TASK PROMPT: Each line of the data that includes the string "EditorStyles" is to be copied out.

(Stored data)
+--
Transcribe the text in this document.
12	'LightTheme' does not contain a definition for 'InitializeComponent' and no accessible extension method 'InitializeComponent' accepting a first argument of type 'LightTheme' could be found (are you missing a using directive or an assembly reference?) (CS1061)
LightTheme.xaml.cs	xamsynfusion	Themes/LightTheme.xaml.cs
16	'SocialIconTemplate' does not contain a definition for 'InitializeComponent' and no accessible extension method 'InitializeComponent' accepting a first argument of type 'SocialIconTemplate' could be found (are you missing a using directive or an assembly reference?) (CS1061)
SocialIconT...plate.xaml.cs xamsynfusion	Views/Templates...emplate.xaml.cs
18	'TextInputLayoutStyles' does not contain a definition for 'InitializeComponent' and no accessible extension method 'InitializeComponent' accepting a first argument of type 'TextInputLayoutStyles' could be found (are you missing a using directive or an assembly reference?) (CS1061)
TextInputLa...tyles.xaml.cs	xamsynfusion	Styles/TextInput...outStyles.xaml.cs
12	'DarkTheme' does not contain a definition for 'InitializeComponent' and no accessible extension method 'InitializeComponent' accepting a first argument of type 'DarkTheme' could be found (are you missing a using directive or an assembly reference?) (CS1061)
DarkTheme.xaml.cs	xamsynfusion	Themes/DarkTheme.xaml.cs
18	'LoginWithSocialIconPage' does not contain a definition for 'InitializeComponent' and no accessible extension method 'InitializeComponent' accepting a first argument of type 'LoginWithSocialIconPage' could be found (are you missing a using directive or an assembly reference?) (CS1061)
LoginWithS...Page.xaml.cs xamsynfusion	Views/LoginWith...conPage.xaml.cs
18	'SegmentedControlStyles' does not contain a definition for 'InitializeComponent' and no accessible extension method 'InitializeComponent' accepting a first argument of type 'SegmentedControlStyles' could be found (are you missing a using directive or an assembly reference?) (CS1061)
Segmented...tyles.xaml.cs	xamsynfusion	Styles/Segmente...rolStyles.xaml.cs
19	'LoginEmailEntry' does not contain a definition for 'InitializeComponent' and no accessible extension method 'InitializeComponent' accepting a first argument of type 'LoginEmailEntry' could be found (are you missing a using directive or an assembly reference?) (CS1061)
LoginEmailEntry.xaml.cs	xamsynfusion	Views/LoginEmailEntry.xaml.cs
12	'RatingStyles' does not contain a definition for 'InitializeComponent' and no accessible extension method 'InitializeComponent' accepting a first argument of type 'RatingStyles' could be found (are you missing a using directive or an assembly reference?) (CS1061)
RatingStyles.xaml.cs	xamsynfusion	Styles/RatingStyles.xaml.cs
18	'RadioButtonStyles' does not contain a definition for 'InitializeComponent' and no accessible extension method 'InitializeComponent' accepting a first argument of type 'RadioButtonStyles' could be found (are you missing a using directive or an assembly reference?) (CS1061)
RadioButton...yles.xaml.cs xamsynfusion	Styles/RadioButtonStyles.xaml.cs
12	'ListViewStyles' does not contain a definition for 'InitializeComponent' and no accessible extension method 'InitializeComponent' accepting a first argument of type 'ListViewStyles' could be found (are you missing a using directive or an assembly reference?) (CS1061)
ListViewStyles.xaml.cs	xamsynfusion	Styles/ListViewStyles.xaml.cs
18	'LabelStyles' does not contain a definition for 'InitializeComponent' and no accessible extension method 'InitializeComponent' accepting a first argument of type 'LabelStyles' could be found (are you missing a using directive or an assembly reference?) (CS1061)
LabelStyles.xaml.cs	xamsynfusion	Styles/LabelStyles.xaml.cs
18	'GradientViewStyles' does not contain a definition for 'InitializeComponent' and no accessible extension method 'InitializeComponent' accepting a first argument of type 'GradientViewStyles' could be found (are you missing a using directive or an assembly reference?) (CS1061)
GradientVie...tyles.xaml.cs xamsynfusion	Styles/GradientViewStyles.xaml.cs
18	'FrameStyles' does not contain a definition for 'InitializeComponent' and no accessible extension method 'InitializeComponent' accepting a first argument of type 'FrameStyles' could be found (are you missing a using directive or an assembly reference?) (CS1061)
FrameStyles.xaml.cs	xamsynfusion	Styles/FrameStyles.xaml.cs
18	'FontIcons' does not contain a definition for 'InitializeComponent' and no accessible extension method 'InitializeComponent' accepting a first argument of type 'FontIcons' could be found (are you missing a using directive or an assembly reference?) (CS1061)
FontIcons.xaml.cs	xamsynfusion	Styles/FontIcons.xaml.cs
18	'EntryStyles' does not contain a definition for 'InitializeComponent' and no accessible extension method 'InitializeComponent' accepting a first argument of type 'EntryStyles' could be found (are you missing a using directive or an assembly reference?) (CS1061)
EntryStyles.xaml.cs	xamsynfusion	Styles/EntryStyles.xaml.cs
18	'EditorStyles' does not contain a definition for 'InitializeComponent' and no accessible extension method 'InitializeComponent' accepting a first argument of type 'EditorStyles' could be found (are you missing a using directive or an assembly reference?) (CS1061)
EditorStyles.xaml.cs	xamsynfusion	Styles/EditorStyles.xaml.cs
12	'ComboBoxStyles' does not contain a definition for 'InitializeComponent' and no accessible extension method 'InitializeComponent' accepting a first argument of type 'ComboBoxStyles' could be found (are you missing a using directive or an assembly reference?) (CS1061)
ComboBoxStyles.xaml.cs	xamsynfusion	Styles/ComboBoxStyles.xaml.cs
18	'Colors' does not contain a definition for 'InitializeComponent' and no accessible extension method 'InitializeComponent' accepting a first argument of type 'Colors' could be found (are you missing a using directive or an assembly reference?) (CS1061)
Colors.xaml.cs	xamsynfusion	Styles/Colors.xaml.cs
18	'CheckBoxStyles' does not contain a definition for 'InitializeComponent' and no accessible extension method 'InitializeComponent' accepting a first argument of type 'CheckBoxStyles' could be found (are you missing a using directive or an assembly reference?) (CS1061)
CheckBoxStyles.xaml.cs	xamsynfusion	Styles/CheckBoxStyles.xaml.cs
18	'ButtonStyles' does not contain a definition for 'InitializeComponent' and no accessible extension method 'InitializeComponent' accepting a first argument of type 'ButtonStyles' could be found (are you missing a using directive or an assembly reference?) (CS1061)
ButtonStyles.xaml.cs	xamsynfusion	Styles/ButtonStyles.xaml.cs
+--
TASK RESPONSE:
18	'EditorStyles' does not contain a definition for 'InitializeComponent' and no accessible extension method 'InitializeComponent' accepting a first argument of type 'EditorStyles' could be found (are you missing a using directive or an assembly reference?) (CS1061)
EditorStyles.xaml.cs	xamsynfusion	Styles/EditorStyles.xaml.cs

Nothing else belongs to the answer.